> [Exercise description]:
Omit every image, and transcribe the remaining entries exactly as given.

(Dataset entries)
════════════════════

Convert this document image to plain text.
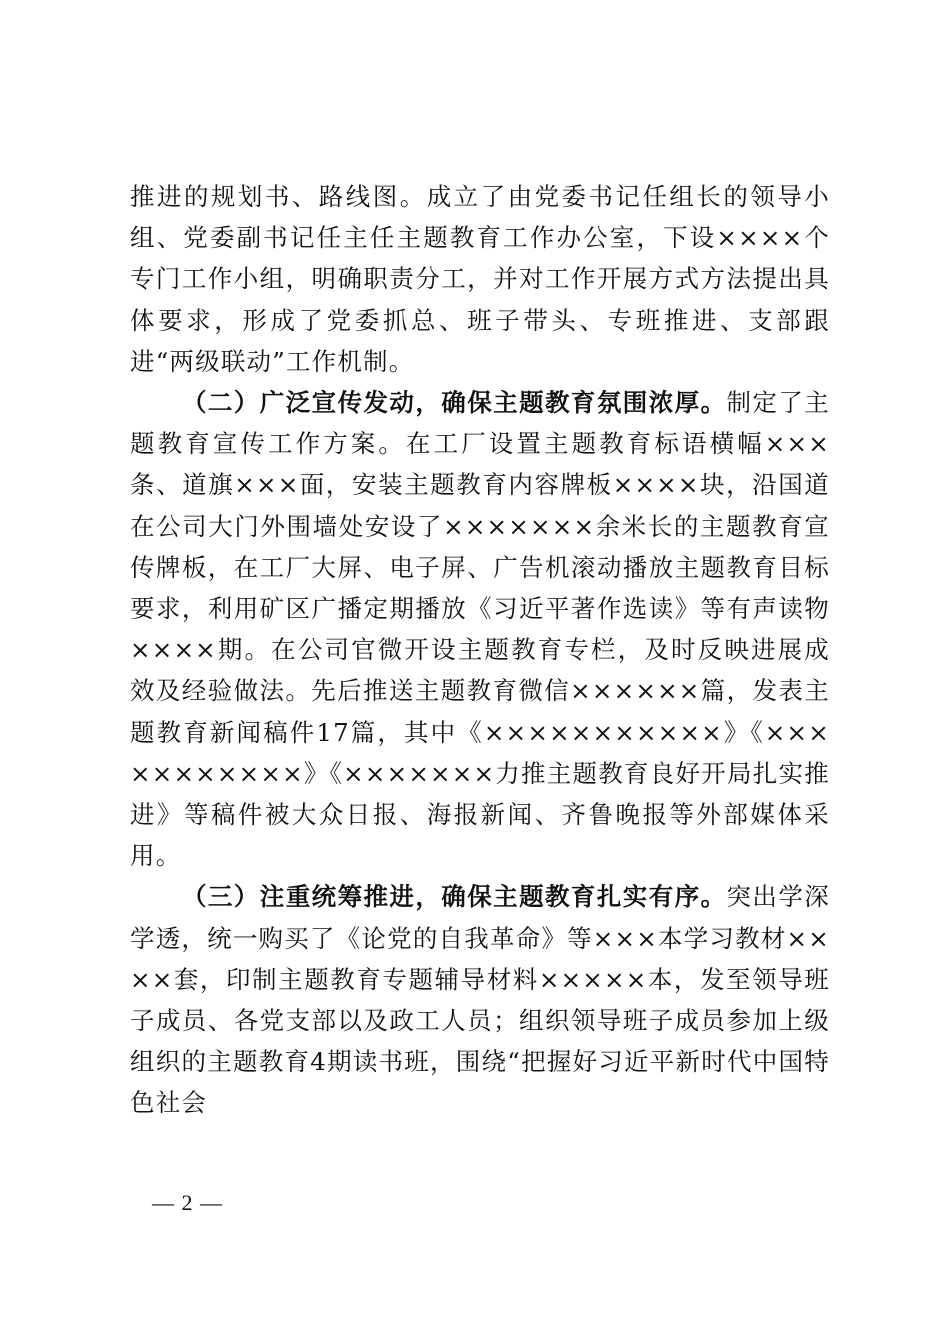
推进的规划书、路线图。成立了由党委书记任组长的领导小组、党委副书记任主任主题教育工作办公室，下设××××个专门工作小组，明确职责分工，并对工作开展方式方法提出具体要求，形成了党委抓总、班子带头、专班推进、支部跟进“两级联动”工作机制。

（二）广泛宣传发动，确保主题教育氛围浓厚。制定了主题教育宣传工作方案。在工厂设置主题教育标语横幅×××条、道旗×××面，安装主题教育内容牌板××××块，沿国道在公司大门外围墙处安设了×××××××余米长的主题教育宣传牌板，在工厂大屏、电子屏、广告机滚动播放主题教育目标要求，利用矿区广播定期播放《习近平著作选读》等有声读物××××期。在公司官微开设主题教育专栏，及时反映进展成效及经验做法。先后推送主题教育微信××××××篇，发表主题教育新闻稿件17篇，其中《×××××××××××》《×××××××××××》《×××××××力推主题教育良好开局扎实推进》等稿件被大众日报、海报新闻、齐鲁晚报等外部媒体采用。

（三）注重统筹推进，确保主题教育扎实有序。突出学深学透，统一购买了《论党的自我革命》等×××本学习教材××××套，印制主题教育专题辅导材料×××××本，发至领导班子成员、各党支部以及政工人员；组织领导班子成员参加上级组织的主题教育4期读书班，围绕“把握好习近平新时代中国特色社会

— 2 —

════════════════════

> [Response]:
Convert this document image to plain text.
推进的规划书、路线图。成立了由党委书记任组长的领导小组、党委副书记任主任主题教育工作办公室，下设××××个专门工作小组，明确职责分工，并对工作开展方式方法提出具体要求，形成了党委抓总、班子带头、专班推进、支部跟进“两级联动”工作机制。

（二）广泛宣传发动，确保主题教育氛围浓厚。制定了主题教育宣传工作方案。在工厂设置主题教育标语横幅×××条、道旗×××面，安装主题教育内容牌板××××块，沿国道在公司大门外围墙处安设了×××××××余米长的主题教育宣传牌板，在工厂大屏、电子屏、广告机滚动播放主题教育目标要求，利用矿区广播定期播放《习近平著作选读》等有声读物××××期。在公司官微开设主题教育专栏，及时反映进展成效及经验做法。先后推送主题教育微信××××××篇，发表主题教育新闻稿件17篇，其中《×××××××××××》《×××××××××××》《×××××××力推主题教育良好开局扎实推进》等稿件被大众日报、海报新闻、齐鲁晚报等外部媒体采用。

（三）注重统筹推进，确保主题教育扎实有序。突出学深学透，统一购买了《论党的自我革命》等×××本学习教材××××套，印制主题教育专题辅导材料×××××本，发至领导班子成员、各党支部以及政工人员；组织领导班子成员参加上级组织的主题教育4期读书班，围绕“把握好习近平新时代中国特色社会

— 2 —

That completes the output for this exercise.